__WORK REQUEST__
Please copy each line of the records below that includes the word "positividad".

((

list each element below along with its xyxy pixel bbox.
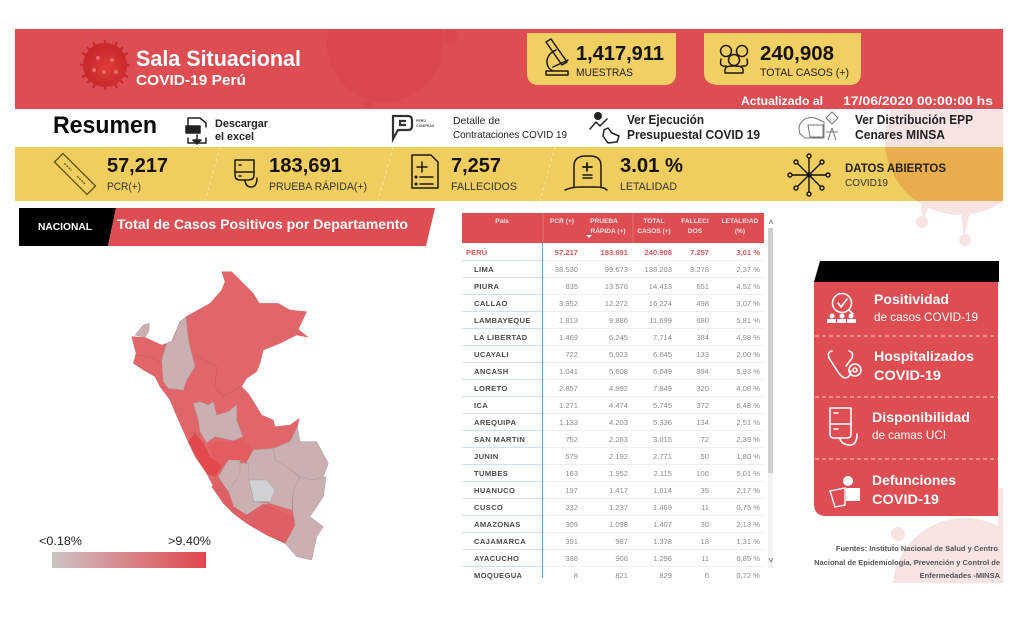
map: high positivity departments <box>132 272 308 543</box>
table rows: CAJAMARCA <box>474 537 526 546</box>
table rows: 1.378 <box>653 537 672 546</box>
section header: total de casos: Total de Casos Positivos por Departamento <box>117 216 408 232</box>
link: peru compras: Detalle de <box>453 115 500 127</box>
table rows: 987 <box>615 537 628 546</box>
table rows: 6,48 % <box>736 401 760 410</box>
subtitle: COVID-19 Perú <box>136 73 246 89</box>
nav item: disponibilidad: Disponibilidad <box>872 409 970 425</box>
table rows: 11 <box>701 503 709 512</box>
table rows: 1.469 <box>559 333 578 342</box>
table rows: ANCASH <box>474 367 509 376</box>
table rows: 0,85 % <box>736 554 760 563</box>
link: distribucion EPP: Cenares MINSA <box>855 128 945 142</box>
table header: PRUEBA <box>590 218 618 225</box>
table rows: 5.336 <box>653 418 672 427</box>
table rows: 133 <box>696 350 709 359</box>
link: distribucion EPP <box>799 112 973 142</box>
table rows: 384 <box>696 333 709 342</box>
table rows: 4,08 % <box>736 384 760 393</box>
decorative virus background right <box>885 110 1003 583</box>
kpi: prueba rapida: 183,691 <box>269 155 342 177</box>
table rows: 5.608 <box>609 367 628 376</box>
table header: FALLECI <box>681 218 709 225</box>
table rows: 1,80 % <box>736 452 760 461</box>
table rows: SAN MARTIN <box>474 435 525 444</box>
kpi: fallecidos <box>412 155 517 193</box>
table rows: 5.923 <box>609 350 628 359</box>
table rows: 16.224 <box>649 299 672 308</box>
kpi: datos abiertos: COVID19 <box>845 177 888 189</box>
kpi: datos abiertos <box>788 154 946 196</box>
table header: LETALIDAD <box>722 218 759 225</box>
kpi: pcr: PCR(+) <box>107 181 141 193</box>
table rows: AREQUIPA <box>474 418 516 427</box>
links row <box>53 112 973 144</box>
table rows: 106 <box>696 469 709 478</box>
update date: Actualizado al <box>741 94 823 108</box>
table rows: 4,98 % <box>736 333 760 342</box>
table rows: 11.699 <box>649 316 672 325</box>
table rows: 2,13 % <box>736 520 760 529</box>
table row separators <box>462 243 764 578</box>
table total row: 3,01 % <box>736 248 760 257</box>
table rows: 908 <box>615 554 628 563</box>
table rows: 72 <box>701 435 709 444</box>
table rows: 232 <box>565 503 578 512</box>
table rows: 1.407 <box>653 520 672 529</box>
sources note <box>814 544 1001 580</box>
card: muestras: MUESTRAS <box>576 67 633 79</box>
card: muestras <box>527 33 676 85</box>
kpi: pcr: 57,217 <box>107 155 168 177</box>
nav item: positividad <box>827 291 978 324</box>
table rows: 7.714 <box>653 333 672 342</box>
link: peru compras: COMPRAS <box>416 124 435 128</box>
table rows: 2,17 % <box>736 486 760 495</box>
table rows: 394 <box>696 367 709 376</box>
map legend: <0.18% <box>39 534 82 548</box>
nav item: defunciones: COVID-19 <box>872 491 939 507</box>
table header: PCR (+) <box>550 218 574 225</box>
table rows: 1.098 <box>609 520 628 529</box>
table rows: 163 <box>565 469 578 478</box>
table header: (%) <box>735 228 745 235</box>
table rows: ICA <box>474 401 488 410</box>
link: peru compras: PERÚ <box>416 118 426 123</box>
table rows: PIURA <box>474 282 500 291</box>
table rows: 134 <box>696 418 709 427</box>
table rows: 821 <box>615 571 628 580</box>
nav item: hospitalizados: Hospitalizados <box>874 348 974 364</box>
table rows: 372 <box>696 401 709 410</box>
table rows: LIMA <box>474 265 494 274</box>
map: central department <box>208 438 253 467</box>
table rows: 7.849 <box>653 384 672 393</box>
card: total casos: 240,908 <box>760 43 834 65</box>
table rows: 11 <box>701 554 709 563</box>
kpi: prueba rapida: PRUEBA RÁPIDA(+) <box>269 180 367 193</box>
table rows: 6.245 <box>609 333 628 342</box>
table rows: AMAZONAS <box>474 520 521 529</box>
table rows: 1.271 <box>559 401 578 410</box>
table header: TOTAL <box>643 218 665 225</box>
nav item: defunciones <box>830 472 956 507</box>
table rows: UCAYALI <box>474 350 509 359</box>
map of Peru <box>132 272 328 560</box>
kpi: fallecidos: FALLECIDOS <box>451 181 517 193</box>
panel: navigation <box>814 261 999 516</box>
table rows: 138.203 <box>645 265 672 274</box>
table rows: 2.857 <box>559 384 578 393</box>
table rows: 579 <box>565 452 578 461</box>
table rows: 4,52 % <box>736 282 760 291</box>
table rows: 2.771 <box>653 452 672 461</box>
table rows: 5,93 % <box>736 367 760 376</box>
link: peru compras <box>393 115 567 141</box>
table header: CASOS (+) <box>637 228 671 235</box>
icon: microscope <box>546 39 568 75</box>
map: internal borders <box>137 355 240 433</box>
table rows: CUSCO <box>474 503 503 512</box>
table rows: 2.192 <box>609 452 628 461</box>
table rows: 6.649 <box>653 367 672 376</box>
kpi: letalidad: 3.01 % <box>620 155 683 177</box>
table rows: 0,72 % <box>736 571 760 580</box>
table rows: 1.469 <box>653 503 672 512</box>
nav item: positividad: de casos COVID-19 <box>874 310 978 324</box>
nav item: disponibilidad: de camas UCI <box>872 428 946 442</box>
map legend: >9.40% <box>168 534 211 548</box>
table rows: 1.237 <box>609 503 628 512</box>
table rows: 388 <box>565 554 578 563</box>
table rows: TUMBES <box>474 469 508 478</box>
link: peru compras: Contrataciones COVID 19 <box>453 129 567 141</box>
table rows: 3.278 <box>690 265 709 274</box>
icon: people <box>720 46 748 73</box>
sources note: Enfermedades -MINSA <box>920 571 1001 580</box>
table total row: 7.257 <box>690 248 709 257</box>
kpi: letalidad: LETALIDAD <box>620 181 677 193</box>
update date: 17/06/2020 00:00:00 hs <box>843 94 993 108</box>
table rows: 835 <box>565 282 578 291</box>
link: descargar excel: el excel <box>215 131 254 143</box>
sources note: Nacional de Epidemiología, Prevención y Control de <box>814 558 1000 567</box>
section header: total de casos <box>19 208 435 246</box>
table rows: 1.133 <box>559 418 578 427</box>
table rows: 5,81 % <box>736 316 760 325</box>
table rows: 5.745 <box>653 401 672 410</box>
table rows: 50 <box>701 452 709 461</box>
title: Sala Situacional <box>136 46 301 71</box>
table rows: 320 <box>696 384 709 393</box>
map: lowest value department <box>249 480 275 502</box>
table rows: 0,75 % <box>736 503 760 512</box>
nav item: disponibilidad <box>830 408 970 445</box>
table rows: 1.041 <box>559 367 578 376</box>
table total row: 183.691 <box>601 248 629 257</box>
table scrollbar <box>768 220 773 568</box>
table rows: 1.614 <box>653 486 672 495</box>
table rows: 3.015 <box>653 435 672 444</box>
table rows: 12.272 <box>605 299 628 308</box>
kpi: prueba rapida <box>235 155 367 193</box>
table rows: 722 <box>565 350 578 359</box>
link: ejecucion presupuestal <box>590 112 760 143</box>
table of cases by department <box>462 213 773 580</box>
table rows: 3,07 % <box>736 299 760 308</box>
table rows: 13.578 <box>605 282 628 291</box>
table rows: 4.474 <box>609 401 628 410</box>
table rows: 18 <box>701 537 709 546</box>
table rows: 30 <box>701 520 709 529</box>
table rows: 2.263 <box>609 435 628 444</box>
table rows: LORETO <box>474 384 508 393</box>
table rows: 14.413 <box>649 282 672 291</box>
table total row: 240.908 <box>645 248 672 257</box>
table rows: 680 <box>696 316 709 325</box>
table rows: 2,51 % <box>736 418 760 427</box>
heading: resumen: Resumen <box>53 112 157 139</box>
table rows: 752 <box>565 435 578 444</box>
table total row <box>466 248 760 257</box>
card: total casos <box>704 33 861 85</box>
map: low positivity departments <box>135 317 328 560</box>
table rows: 35 <box>701 486 709 495</box>
map: arequipa <box>212 482 295 543</box>
table rows: 2,00 % <box>736 350 760 359</box>
table rows: 829 <box>659 571 672 580</box>
table header <box>462 213 764 243</box>
link: descargar excel <box>186 118 269 144</box>
table header: País <box>495 218 509 225</box>
table header: DOS <box>688 228 703 235</box>
table rows: 651 <box>696 282 709 291</box>
table rows: 1,31 % <box>736 537 760 546</box>
map legend <box>39 534 211 568</box>
decorative banner virus <box>327 29 457 108</box>
table rows: JUNIN <box>474 452 499 461</box>
table rows: 5,01 % <box>736 469 760 478</box>
table rows: 4.992 <box>609 384 628 393</box>
table rows: 1.952 <box>609 469 628 478</box>
table rows: HUANUCO <box>474 486 515 495</box>
table rows: 99.673 <box>605 265 628 274</box>
table rows: 197 <box>565 486 578 495</box>
icon: virus logo <box>80 40 130 90</box>
table rows: 1.417 <box>609 486 628 495</box>
link: ejecucion presupuestal: Presupuestal COVID 19 <box>627 128 760 142</box>
kpi: letalidad <box>565 155 683 193</box>
table rows: 309 <box>565 520 578 529</box>
table rows: 2.115 <box>654 469 672 478</box>
table rows: 1.813 <box>559 316 578 325</box>
table rows: AYACUCHO <box>474 554 519 563</box>
table rows: 2,37 % <box>736 265 760 274</box>
table header: RÁPIDA (+) <box>590 226 626 235</box>
kpi: fallecidos: 7,257 <box>451 155 501 177</box>
nav item: hospitalizados: COVID-19 <box>874 367 941 383</box>
table rows: 8 <box>574 571 578 580</box>
nav item: positividad: Positividad <box>874 291 949 307</box>
table total row: 57.217 <box>555 248 578 257</box>
table rows: 9.886 <box>609 316 628 325</box>
KPI bar <box>15 147 1003 201</box>
table rows: CALLAO <box>474 299 508 308</box>
card: muestras: 1,417,911 <box>576 43 664 65</box>
header banner <box>15 29 1003 109</box>
table rows: 38.530 <box>555 265 578 274</box>
table rows: 1.296 <box>653 554 672 563</box>
table rows: 6 <box>705 571 709 580</box>
table rows: 3.952 <box>559 299 578 308</box>
table rows: MOQUEGUA <box>474 571 523 580</box>
sources note: Fuentes: Instituto Nacional de Salud y Centro <box>836 544 998 553</box>
table rows: 391 <box>565 537 578 546</box>
table rows: LA LIBERTAD <box>474 333 528 342</box>
table rows: 4.203 <box>609 418 628 427</box>
table rows: LAMBAYEQUE <box>474 316 531 325</box>
link: descargar excel: Descargar <box>215 118 269 130</box>
table total row: PERÚ <box>466 248 488 257</box>
table rows: 498 <box>696 299 709 308</box>
card: total casos: TOTAL CASOS (+) <box>760 67 849 79</box>
link: ejecucion presupuestal: Ver Ejecución <box>627 113 704 127</box>
update date <box>741 94 993 108</box>
kpi: datos abiertos: DATOS ABIERTOS <box>845 161 946 175</box>
table rows: 6.645 <box>653 350 672 359</box>
section header: total de casos: NACIONAL <box>38 221 93 233</box>
table rows <box>474 265 760 580</box>
nav item: defunciones: Defunciones <box>872 472 956 488</box>
link: distribucion EPP: Ver Distribución EPP <box>855 113 973 127</box>
map: highest value department <box>188 433 222 477</box>
nav item: hospitalizados <box>828 348 974 383</box>
kpi: pcr <box>54 153 168 195</box>
table rows: 2,39 % <box>736 435 760 444</box>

))

__RESPONSE TO THE EXERCISE__
nav item: positividad <box>827 291 978 324</box>
nav item: positividad: de casos COVID-19 <box>874 310 978 324</box>
nav item: positividad: Positividad <box>874 291 949 307</box>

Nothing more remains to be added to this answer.